▸ **WRITTEN TASK**
Take every line from the listing below that includes "frigidum" and copy it.

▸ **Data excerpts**
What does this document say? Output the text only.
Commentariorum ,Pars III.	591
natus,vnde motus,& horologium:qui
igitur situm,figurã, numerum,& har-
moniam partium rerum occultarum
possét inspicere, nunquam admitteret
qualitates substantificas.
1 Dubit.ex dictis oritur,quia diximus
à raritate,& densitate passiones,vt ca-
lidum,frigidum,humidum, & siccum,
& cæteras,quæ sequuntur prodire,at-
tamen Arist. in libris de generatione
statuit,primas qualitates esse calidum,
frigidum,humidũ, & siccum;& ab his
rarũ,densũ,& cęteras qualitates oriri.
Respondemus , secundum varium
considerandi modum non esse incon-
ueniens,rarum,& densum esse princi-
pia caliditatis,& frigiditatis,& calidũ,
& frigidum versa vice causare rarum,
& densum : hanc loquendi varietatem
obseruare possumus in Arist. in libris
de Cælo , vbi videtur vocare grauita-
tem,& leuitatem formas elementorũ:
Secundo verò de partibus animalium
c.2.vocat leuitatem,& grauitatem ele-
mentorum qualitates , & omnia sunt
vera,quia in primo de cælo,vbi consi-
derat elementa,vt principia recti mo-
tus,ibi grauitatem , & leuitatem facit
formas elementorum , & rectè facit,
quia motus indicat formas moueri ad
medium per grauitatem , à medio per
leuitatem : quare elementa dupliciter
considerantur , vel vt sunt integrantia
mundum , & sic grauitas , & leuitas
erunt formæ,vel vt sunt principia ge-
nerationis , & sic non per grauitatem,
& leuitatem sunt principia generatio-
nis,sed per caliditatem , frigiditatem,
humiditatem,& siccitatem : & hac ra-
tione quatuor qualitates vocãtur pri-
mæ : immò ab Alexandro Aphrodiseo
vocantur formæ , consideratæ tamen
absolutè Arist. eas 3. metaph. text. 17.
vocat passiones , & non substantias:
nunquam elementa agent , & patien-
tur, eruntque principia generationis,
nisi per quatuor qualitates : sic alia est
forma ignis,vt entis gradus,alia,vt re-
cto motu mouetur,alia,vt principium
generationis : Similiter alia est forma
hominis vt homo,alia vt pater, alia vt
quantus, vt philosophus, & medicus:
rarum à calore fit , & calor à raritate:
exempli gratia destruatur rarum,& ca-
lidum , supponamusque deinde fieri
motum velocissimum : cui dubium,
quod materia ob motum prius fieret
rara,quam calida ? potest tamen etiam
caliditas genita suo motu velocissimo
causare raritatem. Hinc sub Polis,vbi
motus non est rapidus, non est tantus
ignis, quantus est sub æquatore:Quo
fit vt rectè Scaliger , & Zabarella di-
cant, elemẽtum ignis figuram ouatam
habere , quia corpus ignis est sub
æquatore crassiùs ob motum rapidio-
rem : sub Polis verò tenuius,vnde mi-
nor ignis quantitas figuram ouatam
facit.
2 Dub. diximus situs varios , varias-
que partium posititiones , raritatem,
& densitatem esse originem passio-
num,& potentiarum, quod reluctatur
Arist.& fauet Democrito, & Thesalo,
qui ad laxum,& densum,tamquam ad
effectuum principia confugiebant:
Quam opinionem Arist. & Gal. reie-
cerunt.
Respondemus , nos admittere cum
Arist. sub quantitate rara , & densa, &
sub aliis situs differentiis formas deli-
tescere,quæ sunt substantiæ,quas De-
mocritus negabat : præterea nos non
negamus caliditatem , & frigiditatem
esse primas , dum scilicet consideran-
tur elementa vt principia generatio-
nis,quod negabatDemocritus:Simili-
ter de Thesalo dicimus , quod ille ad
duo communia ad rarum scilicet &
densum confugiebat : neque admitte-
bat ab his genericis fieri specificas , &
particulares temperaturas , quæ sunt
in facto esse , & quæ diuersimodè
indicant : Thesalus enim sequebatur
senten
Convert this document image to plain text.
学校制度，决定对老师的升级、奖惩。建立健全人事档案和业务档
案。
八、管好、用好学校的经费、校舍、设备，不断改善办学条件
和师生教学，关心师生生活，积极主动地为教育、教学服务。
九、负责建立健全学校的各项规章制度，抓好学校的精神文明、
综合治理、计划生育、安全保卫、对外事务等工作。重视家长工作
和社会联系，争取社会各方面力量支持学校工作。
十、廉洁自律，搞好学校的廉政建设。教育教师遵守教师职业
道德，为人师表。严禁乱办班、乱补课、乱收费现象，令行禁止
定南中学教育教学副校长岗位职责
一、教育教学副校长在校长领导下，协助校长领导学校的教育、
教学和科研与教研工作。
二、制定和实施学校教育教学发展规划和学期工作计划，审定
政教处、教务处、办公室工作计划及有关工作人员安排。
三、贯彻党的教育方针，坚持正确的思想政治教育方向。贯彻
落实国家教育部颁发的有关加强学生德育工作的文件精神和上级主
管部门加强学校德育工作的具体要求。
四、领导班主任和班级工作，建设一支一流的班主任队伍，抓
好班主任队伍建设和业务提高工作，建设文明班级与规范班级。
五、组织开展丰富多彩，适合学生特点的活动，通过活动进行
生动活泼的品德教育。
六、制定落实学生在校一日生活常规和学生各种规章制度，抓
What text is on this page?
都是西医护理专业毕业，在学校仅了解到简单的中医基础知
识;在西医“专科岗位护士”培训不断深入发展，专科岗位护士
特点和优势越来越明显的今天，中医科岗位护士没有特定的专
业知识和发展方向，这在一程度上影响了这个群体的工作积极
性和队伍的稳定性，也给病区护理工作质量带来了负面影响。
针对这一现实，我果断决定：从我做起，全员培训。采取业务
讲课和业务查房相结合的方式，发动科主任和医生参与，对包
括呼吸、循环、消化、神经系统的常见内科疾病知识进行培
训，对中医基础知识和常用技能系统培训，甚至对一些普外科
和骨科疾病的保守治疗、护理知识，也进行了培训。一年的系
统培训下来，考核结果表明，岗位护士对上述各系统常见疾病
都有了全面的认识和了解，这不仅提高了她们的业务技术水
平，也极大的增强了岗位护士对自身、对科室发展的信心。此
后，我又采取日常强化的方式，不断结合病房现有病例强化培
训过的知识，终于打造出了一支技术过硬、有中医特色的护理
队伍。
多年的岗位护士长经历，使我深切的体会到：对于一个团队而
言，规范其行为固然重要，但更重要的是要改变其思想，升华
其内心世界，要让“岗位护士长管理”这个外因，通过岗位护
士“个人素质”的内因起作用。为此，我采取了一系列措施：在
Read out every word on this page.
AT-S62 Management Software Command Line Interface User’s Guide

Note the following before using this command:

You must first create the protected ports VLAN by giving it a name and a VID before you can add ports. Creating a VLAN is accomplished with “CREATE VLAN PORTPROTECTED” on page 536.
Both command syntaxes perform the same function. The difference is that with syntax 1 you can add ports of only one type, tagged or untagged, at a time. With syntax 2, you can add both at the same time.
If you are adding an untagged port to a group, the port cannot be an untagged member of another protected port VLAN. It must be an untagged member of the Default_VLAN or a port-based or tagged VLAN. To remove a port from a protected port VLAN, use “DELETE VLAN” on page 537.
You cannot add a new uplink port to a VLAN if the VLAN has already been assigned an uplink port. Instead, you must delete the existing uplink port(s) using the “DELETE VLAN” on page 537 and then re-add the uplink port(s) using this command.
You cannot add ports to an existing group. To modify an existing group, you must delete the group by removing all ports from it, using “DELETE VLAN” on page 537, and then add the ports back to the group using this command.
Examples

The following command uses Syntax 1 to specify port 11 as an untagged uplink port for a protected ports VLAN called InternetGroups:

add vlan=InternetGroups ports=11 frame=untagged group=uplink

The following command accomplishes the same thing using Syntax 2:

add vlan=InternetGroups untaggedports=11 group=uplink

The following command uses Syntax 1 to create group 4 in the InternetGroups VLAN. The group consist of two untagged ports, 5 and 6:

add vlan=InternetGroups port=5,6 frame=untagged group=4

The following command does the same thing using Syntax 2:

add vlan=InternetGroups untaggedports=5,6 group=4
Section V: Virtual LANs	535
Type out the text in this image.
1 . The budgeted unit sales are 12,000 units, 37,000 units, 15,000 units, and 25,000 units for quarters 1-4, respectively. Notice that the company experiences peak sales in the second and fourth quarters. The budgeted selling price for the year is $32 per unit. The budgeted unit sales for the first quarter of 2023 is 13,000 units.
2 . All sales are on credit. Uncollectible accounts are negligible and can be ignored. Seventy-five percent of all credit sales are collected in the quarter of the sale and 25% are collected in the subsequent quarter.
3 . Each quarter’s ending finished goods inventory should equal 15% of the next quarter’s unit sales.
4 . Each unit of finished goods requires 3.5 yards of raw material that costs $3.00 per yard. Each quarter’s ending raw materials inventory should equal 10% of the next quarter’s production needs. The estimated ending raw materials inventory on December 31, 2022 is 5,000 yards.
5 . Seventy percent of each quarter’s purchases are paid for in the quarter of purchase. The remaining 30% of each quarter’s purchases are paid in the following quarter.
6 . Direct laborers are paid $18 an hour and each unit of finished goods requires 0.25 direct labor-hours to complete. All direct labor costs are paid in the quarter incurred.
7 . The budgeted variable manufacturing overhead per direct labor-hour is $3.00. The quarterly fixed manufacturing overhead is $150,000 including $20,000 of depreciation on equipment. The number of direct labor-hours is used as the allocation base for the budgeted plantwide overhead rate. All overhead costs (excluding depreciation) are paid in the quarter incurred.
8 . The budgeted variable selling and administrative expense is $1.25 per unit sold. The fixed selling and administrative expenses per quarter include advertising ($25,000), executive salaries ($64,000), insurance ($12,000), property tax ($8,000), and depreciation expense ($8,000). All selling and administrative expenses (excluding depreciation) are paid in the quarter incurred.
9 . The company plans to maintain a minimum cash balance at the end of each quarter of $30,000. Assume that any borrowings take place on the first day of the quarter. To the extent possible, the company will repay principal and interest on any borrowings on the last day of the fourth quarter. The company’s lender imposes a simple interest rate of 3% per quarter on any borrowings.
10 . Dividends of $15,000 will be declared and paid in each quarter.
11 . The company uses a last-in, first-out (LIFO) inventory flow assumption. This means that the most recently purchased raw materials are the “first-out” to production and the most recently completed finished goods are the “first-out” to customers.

▸ **IN RESPONSE**
lidum,frigidum,humidum, & siccum,
frigidum,humidũ, & siccum;& ab his
& frigidum versa vice causare rarum,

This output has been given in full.